## Prompt
Look through the records and report how many lines include the word "fugiat", with no other words.

## START Supplied information

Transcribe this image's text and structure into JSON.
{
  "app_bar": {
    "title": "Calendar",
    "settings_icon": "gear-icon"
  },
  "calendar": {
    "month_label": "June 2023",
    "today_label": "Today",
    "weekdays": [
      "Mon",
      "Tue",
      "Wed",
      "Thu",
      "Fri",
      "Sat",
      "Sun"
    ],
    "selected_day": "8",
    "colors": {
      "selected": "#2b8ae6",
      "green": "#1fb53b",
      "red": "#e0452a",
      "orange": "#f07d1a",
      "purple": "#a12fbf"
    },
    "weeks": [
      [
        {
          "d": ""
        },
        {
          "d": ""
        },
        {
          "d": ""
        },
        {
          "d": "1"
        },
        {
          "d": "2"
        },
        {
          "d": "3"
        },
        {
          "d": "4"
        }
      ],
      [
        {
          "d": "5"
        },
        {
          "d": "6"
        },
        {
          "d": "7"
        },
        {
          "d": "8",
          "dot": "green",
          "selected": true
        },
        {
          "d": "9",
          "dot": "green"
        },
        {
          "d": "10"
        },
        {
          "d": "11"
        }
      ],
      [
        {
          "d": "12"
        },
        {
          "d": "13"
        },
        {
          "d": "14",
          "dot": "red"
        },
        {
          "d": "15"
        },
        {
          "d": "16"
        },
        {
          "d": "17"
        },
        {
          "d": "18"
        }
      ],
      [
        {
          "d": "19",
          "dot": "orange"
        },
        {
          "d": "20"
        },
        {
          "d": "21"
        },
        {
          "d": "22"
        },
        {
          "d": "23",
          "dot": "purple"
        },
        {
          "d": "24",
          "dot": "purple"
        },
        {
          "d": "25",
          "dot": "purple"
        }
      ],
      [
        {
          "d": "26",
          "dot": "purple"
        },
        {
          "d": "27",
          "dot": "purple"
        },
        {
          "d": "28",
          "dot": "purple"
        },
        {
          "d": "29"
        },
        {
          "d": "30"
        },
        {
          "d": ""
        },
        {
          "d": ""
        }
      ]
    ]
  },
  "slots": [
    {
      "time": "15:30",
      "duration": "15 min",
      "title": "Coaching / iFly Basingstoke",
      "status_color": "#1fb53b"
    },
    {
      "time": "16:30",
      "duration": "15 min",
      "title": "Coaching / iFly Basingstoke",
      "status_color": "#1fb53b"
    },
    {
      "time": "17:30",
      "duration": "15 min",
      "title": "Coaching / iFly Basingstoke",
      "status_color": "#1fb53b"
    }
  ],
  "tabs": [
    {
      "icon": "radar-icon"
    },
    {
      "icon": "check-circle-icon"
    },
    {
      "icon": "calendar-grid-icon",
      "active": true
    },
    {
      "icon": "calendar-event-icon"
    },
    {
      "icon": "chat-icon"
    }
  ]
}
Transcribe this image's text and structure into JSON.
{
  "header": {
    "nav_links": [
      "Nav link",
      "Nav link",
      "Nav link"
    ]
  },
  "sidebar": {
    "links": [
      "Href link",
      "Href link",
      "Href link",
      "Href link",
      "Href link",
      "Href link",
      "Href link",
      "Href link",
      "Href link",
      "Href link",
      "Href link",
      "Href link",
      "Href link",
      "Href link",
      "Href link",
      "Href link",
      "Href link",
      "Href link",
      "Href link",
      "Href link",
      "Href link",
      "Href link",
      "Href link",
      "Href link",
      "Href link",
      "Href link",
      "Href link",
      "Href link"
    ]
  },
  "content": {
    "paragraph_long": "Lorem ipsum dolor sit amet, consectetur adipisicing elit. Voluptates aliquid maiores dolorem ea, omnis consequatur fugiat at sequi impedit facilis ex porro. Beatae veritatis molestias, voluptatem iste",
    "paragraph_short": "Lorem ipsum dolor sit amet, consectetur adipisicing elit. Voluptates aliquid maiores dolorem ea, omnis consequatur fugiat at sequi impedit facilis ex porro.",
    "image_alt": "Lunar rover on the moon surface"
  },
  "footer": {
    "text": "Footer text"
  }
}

## END Supplied information

## Solution to this task
2